**DIRECTIVE**. Transcribe the material in full. Nothing should differ except that the pictures are left out.

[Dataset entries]
========
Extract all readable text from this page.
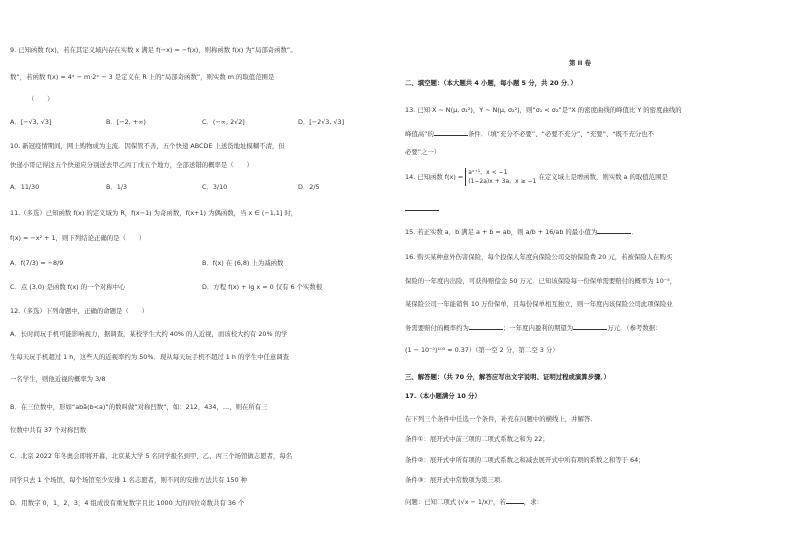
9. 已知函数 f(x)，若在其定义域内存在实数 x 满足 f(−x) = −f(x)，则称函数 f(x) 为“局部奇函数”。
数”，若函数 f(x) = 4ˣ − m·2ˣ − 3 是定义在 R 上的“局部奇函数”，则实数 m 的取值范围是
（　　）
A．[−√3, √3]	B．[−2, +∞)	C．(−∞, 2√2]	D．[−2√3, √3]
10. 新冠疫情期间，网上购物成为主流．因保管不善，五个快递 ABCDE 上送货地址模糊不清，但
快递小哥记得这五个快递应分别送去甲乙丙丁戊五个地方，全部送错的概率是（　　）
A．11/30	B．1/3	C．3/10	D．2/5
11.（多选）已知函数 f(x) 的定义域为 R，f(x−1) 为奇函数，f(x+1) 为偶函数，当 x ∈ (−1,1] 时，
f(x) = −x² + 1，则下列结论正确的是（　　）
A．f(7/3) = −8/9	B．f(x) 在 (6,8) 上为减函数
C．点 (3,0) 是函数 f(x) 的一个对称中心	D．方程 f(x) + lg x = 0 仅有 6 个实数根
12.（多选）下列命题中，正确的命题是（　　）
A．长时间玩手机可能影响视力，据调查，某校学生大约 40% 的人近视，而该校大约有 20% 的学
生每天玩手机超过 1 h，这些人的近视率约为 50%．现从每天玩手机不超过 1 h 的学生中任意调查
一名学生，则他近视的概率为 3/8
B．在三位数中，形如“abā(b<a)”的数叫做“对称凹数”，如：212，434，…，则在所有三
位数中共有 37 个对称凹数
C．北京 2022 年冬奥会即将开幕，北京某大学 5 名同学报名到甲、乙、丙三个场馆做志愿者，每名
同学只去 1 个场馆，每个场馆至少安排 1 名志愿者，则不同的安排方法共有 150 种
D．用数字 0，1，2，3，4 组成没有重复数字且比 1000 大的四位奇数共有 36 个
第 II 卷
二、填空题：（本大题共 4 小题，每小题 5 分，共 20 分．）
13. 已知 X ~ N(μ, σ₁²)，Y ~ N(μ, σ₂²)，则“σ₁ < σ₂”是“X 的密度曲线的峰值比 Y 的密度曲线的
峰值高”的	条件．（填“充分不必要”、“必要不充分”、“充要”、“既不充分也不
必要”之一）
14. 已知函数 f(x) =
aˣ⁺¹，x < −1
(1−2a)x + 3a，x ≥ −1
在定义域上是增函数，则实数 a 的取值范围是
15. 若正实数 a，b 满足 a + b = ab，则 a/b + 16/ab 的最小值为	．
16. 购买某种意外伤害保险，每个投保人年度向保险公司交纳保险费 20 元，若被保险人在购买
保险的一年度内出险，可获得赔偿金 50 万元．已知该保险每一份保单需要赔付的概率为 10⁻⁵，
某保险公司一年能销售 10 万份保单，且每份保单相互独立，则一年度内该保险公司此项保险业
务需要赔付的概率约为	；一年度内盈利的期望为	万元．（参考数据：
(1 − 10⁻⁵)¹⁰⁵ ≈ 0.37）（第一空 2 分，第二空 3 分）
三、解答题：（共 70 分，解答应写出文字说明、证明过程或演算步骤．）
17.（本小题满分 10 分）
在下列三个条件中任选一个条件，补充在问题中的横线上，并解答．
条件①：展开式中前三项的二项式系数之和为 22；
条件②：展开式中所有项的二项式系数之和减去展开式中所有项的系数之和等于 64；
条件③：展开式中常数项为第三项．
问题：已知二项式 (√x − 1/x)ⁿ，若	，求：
========
**THE ANSWER**.
Extract all readable text from this page.
9. 已知函数 f(x)，若在其定义域内存在实数 x 满足 f(−x) = −f(x)，则称函数 f(x) 为“局部奇函数”。
数”，若函数 f(x) = 4ˣ − m·2ˣ − 3 是定义在 R 上的“局部奇函数”，则实数 m 的取值范围是
（　　）
A．[−√3, √3]	B．[−2, +∞)	C．(−∞, 2√2]	D．[−2√3, √3]
10. 新冠疫情期间，网上购物成为主流．因保管不善，五个快递 ABCDE 上送货地址模糊不清，但
快递小哥记得这五个快递应分别送去甲乙丙丁戊五个地方，全部送错的概率是（　　）
A．11/30	B．1/3	C．3/10	D．2/5
11.（多选）已知函数 f(x) 的定义域为 R，f(x−1) 为奇函数，f(x+1) 为偶函数，当 x ∈ (−1,1] 时，
f(x) = −x² + 1，则下列结论正确的是（　　）
A．f(7/3) = −8/9	B．f(x) 在 (6,8) 上为减函数
C．点 (3,0) 是函数 f(x) 的一个对称中心	D．方程 f(x) + lg x = 0 仅有 6 个实数根
12.（多选）下列命题中，正确的命题是（　　）
A．长时间玩手机可能影响视力，据调查，某校学生大约 40% 的人近视，而该校大约有 20% 的学
生每天玩手机超过 1 h，这些人的近视率约为 50%．现从每天玩手机不超过 1 h 的学生中任意调查
一名学生，则他近视的概率为 3/8
B．在三位数中，形如“abā(b<a)”的数叫做“对称凹数”，如：212，434，…，则在所有三
位数中共有 37 个对称凹数
C．北京 2022 年冬奥会即将开幕，北京某大学 5 名同学报名到甲、乙、丙三个场馆做志愿者，每名
同学只去 1 个场馆，每个场馆至少安排 1 名志愿者，则不同的安排方法共有 150 种
D．用数字 0，1，2，3，4 组成没有重复数字且比 1000 大的四位奇数共有 36 个
第 II 卷
二、填空题：（本大题共 4 小题，每小题 5 分，共 20 分．）
13. 已知 X ~ N(μ, σ₁²)，Y ~ N(μ, σ₂²)，则“σ₁ < σ₂”是“X 的密度曲线的峰值比 Y 的密度曲线的
峰值高”的	条件．（填“充分不必要”、“必要不充分”、“充要”、“既不充分也不
必要”之一）
14. 已知函数 f(x) =
aˣ⁺¹，x < −1
(1−2a)x + 3a，x ≥ −1
在定义域上是增函数，则实数 a 的取值范围是
15. 若正实数 a，b 满足 a + b = ab，则 a/b + 16/ab 的最小值为	．
16. 购买某种意外伤害保险，每个投保人年度向保险公司交纳保险费 20 元，若被保险人在购买
保险的一年度内出险，可获得赔偿金 50 万元．已知该保险每一份保单需要赔付的概率为 10⁻⁵，
某保险公司一年能销售 10 万份保单，且每份保单相互独立，则一年度内该保险公司此项保险业
务需要赔付的概率约为	；一年度内盈利的期望为	万元．（参考数据：
(1 − 10⁻⁵)¹⁰⁵ ≈ 0.37）（第一空 2 分，第二空 3 分）
三、解答题：（共 70 分，解答应写出文字说明、证明过程或演算步骤．）
17.（本小题满分 10 分）
在下列三个条件中任选一个条件，补充在问题中的横线上，并解答．
条件①：展开式中前三项的二项式系数之和为 22；
条件②：展开式中所有项的二项式系数之和减去展开式中所有项的系数之和等于 64；
条件③：展开式中常数项为第三项．
问题：已知二项式 (√x − 1/x)ⁿ，若	，求：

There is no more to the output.